----- Data for processing -----

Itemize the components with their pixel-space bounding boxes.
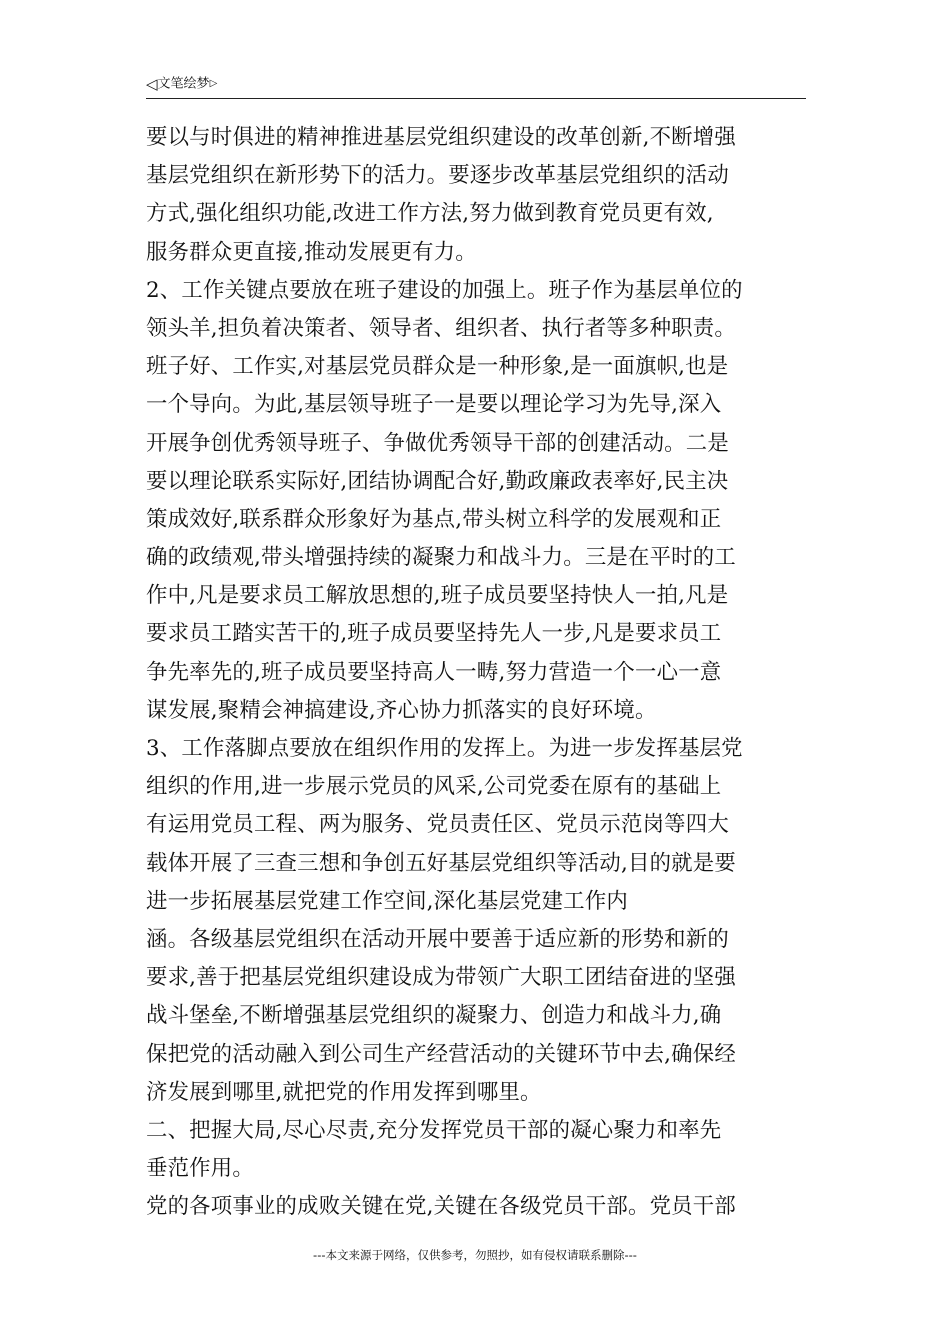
text-line: 3、工作落脚点要放在组织作用的发挥上。为进一步发挥基层党: [146, 736, 743, 761]
text-line: 保把党的活动融入到公司生产经营活动的关键环节中去,确保经: [146, 1041, 736, 1067]
page-footer: ---本文来源于网络，仅供参考，勿照抄，如有侵权请联系删除---: [313, 1248, 637, 1262]
text-line: 有运用党员工程、两为服务、党员责任区、党员示范岗等四大: [146, 812, 729, 838]
text-line: 2、工作关键点要放在班子建设的加强上。班子作为基层单位的: [146, 277, 743, 303]
text-line: 要求员工踏实苦干的,班子成员要坚持先人一步,凡是要求员工: [146, 621, 722, 647]
text-line: 开展争创优秀领导班子、争做优秀领导干部的创建活动。二是: [146, 430, 729, 456]
text-line: 载体开展了三查三想和争创五好基层党组织等活动,目的就是要: [146, 850, 736, 876]
text-line: 要以与时俱进的精神推进基层党组织建设的改革创新,不断增强: [146, 125, 736, 150]
text-line: 基层党组织在新形势下的活力。要逐步改革基层党组织的活动: [146, 163, 729, 189]
text-line: 方式,强化组织功能,改进工作方法,努力做到教育党员更有效,: [146, 201, 714, 227]
text-line: 作中,凡是要求员工解放思想的,班子成员要坚持快人一拍,凡是: [146, 583, 729, 609]
page-header: [146, 74, 806, 99]
text-line: 确的政绩观,带头增强持续的凝聚力和战斗力。三是在平时的工: [146, 545, 736, 571]
text-line: 二、把握大局,尽心尽责,充分发挥党员干部的凝心聚力和率先: [146, 1117, 722, 1143]
text-line: 策成效好,联系群众形象好为基点,带头树立科学的发展观和正: [146, 506, 722, 532]
text-line: 要求,善于把基层党组织建设成为带领广大职工团结奋进的坚强: [146, 965, 736, 991]
text-line: 领头羊,担负着决策者、领导者、组织者、执行者等多种职责。: [146, 315, 736, 341]
text-line: 济发展到哪里,就把党的作用发挥到哪里。: [146, 1079, 542, 1105]
text-line: 战斗堡垒,不断增强基层党组织的凝聚力、创造力和战斗力,确: [146, 1003, 722, 1029]
left-triangle-icon: ◁: [146, 75, 158, 93]
text-line: 要以理论联系实际好,团结协调配合好,勤政廉政表率好,民主决: [146, 468, 729, 494]
text-line: 一个导向。为此,基层领导班子一是要以理论学习为先导,深入: [146, 392, 722, 418]
text-line: 党的各项事业的成败关键在党,关键在各级党员干部。党员干部: [146, 1194, 736, 1220]
header-title-group: [146, 76, 217, 93]
text-line: 争先率先的,班子成员要坚持高人一畴,努力营造一个一心一意: [146, 659, 722, 685]
document-body: [146, 119, 816, 1226]
right-triangle-icon: ▷: [209, 78, 218, 89]
text-line: 服务群众更直接,推动发展更有力。: [146, 239, 477, 265]
text-line: 涵。各级基层党组织在活动开展中要善于适应新的形势和新的: [146, 926, 729, 952]
text-line: 组织的作用,进一步展示党员的风采,公司党委在原有的基础上: [146, 774, 722, 800]
text-line: 垂范作用。: [146, 1156, 254, 1182]
header-title: 文笔绘梦: [157, 76, 210, 92]
text-line: 进一步拓展基层党建工作空间,深化基层党建工作内: [146, 888, 628, 914]
text-line: 谋发展,聚精会神搞建设,齐心协力抓落实的良好环境。: [146, 697, 657, 723]
text-line: 班子好、工作实,对基层党员群众是一种形象,是一面旗帜,也是: [146, 354, 729, 380]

-----

▸ Aim of the exercise: Can you print every line of the entries above verbatim, leaving out the pictures?

▸ Right answer:
Itemize the components with their pixel-space bounding boxes.
text-line: 3、工作落脚点要放在组织作用的发挥上。为进一步发挥基层党: [146, 736, 743, 761]
text-line: 保把党的活动融入到公司生产经营活动的关键环节中去,确保经: [146, 1041, 736, 1067]
page-footer: ---本文来源于网络，仅供参考，勿照抄，如有侵权请联系删除---: [313, 1248, 637, 1262]
text-line: 有运用党员工程、两为服务、党员责任区、党员示范岗等四大: [146, 812, 729, 838]
text-line: 2、工作关键点要放在班子建设的加强上。班子作为基层单位的: [146, 277, 743, 303]
text-line: 要求员工踏实苦干的,班子成员要坚持先人一步,凡是要求员工: [146, 621, 722, 647]
text-line: 开展争创优秀领导班子、争做优秀领导干部的创建活动。二是: [146, 430, 729, 456]
text-line: 载体开展了三查三想和争创五好基层党组织等活动,目的就是要: [146, 850, 736, 876]
text-line: 要以与时俱进的精神推进基层党组织建设的改革创新,不断增强: [146, 125, 736, 150]
text-line: 基层党组织在新形势下的活力。要逐步改革基层党组织的活动: [146, 163, 729, 189]
text-line: 方式,强化组织功能,改进工作方法,努力做到教育党员更有效,: [146, 201, 714, 227]
text-line: 作中,凡是要求员工解放思想的,班子成员要坚持快人一拍,凡是: [146, 583, 729, 609]
page-header: [146, 74, 806, 99]
text-line: 确的政绩观,带头增强持续的凝聚力和战斗力。三是在平时的工: [146, 545, 736, 571]
text-line: 二、把握大局,尽心尽责,充分发挥党员干部的凝心聚力和率先: [146, 1117, 722, 1143]
text-line: 策成效好,联系群众形象好为基点,带头树立科学的发展观和正: [146, 506, 722, 532]
text-line: 要求,善于把基层党组织建设成为带领广大职工团结奋进的坚强: [146, 965, 736, 991]
text-line: 领头羊,担负着决策者、领导者、组织者、执行者等多种职责。: [146, 315, 736, 341]
text-line: 济发展到哪里,就把党的作用发挥到哪里。: [146, 1079, 542, 1105]
text-line: 战斗堡垒,不断增强基层党组织的凝聚力、创造力和战斗力,确: [146, 1003, 722, 1029]
left-triangle-icon: ◁: [146, 75, 158, 93]
text-line: 要以理论联系实际好,团结协调配合好,勤政廉政表率好,民主决: [146, 468, 729, 494]
text-line: 一个导向。为此,基层领导班子一是要以理论学习为先导,深入: [146, 392, 722, 418]
text-line: 党的各项事业的成败关键在党,关键在各级党员干部。党员干部: [146, 1194, 736, 1220]
header-title-group: [146, 76, 217, 93]
text-line: 争先率先的,班子成员要坚持高人一畴,努力营造一个一心一意: [146, 659, 722, 685]
document-body: [146, 119, 816, 1226]
right-triangle-icon: ▷: [209, 78, 218, 89]
text-line: 服务群众更直接,推动发展更有力。: [146, 239, 477, 265]
text-line: 涵。各级基层党组织在活动开展中要善于适应新的形势和新的: [146, 926, 729, 952]
text-line: 组织的作用,进一步展示党员的风采,公司党委在原有的基础上: [146, 774, 722, 800]
text-line: 垂范作用。: [146, 1156, 254, 1182]
header-title: 文笔绘梦: [157, 76, 210, 92]
text-line: 进一步拓展基层党建工作空间,深化基层党建工作内: [146, 888, 628, 914]
text-line: 谋发展,聚精会神搞建设,齐心协力抓落实的良好环境。: [146, 697, 657, 723]
text-line: 班子好、工作实,对基层党员群众是一种形象,是一面旗帜,也是: [146, 354, 729, 380]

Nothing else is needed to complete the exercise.